(Stored data)
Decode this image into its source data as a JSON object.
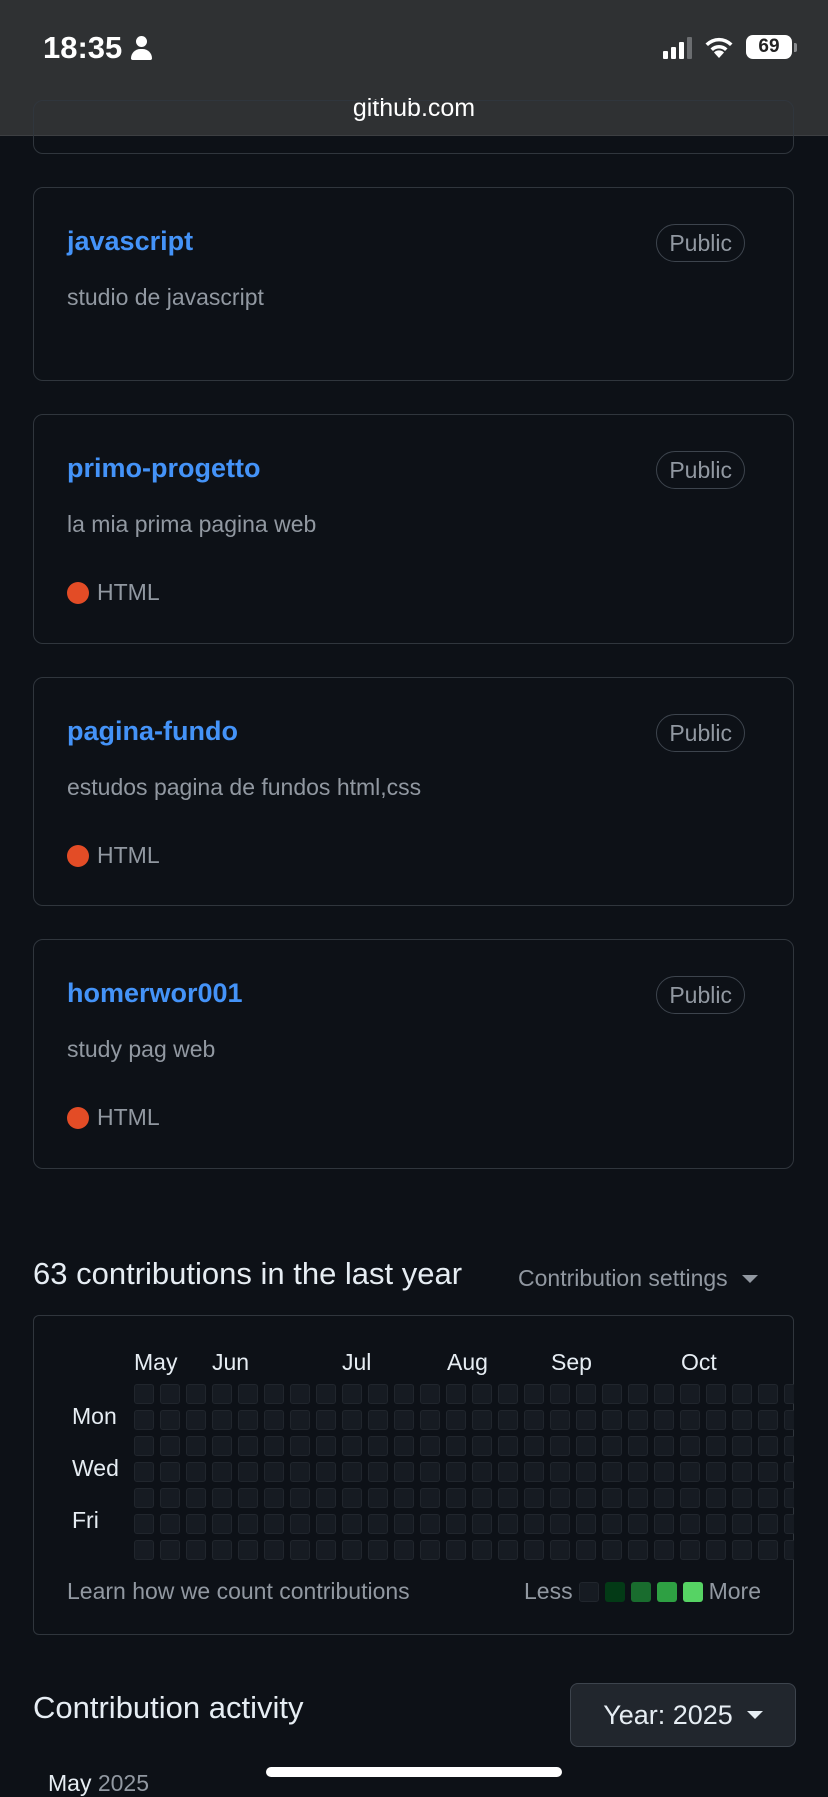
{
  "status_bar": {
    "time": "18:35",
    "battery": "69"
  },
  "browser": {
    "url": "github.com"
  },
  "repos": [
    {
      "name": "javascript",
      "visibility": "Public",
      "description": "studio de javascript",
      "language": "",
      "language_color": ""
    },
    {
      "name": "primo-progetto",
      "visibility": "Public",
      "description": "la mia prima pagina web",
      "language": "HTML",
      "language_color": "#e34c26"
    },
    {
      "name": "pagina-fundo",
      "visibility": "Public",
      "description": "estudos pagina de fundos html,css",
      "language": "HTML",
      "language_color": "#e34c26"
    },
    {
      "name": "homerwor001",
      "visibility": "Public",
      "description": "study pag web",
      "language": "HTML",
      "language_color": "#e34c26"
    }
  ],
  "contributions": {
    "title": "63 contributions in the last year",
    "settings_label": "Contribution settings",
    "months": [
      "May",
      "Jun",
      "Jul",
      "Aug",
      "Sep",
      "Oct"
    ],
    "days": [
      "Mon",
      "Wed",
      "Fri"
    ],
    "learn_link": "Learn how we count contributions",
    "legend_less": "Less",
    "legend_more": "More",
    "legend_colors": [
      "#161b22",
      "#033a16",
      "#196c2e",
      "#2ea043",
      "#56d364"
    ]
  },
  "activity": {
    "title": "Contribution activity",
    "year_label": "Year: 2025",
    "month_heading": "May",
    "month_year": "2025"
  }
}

• [Exercise]:
Tally every line of the data that holds the word "javascript" and write the count alone.

• [Expected answer]:
2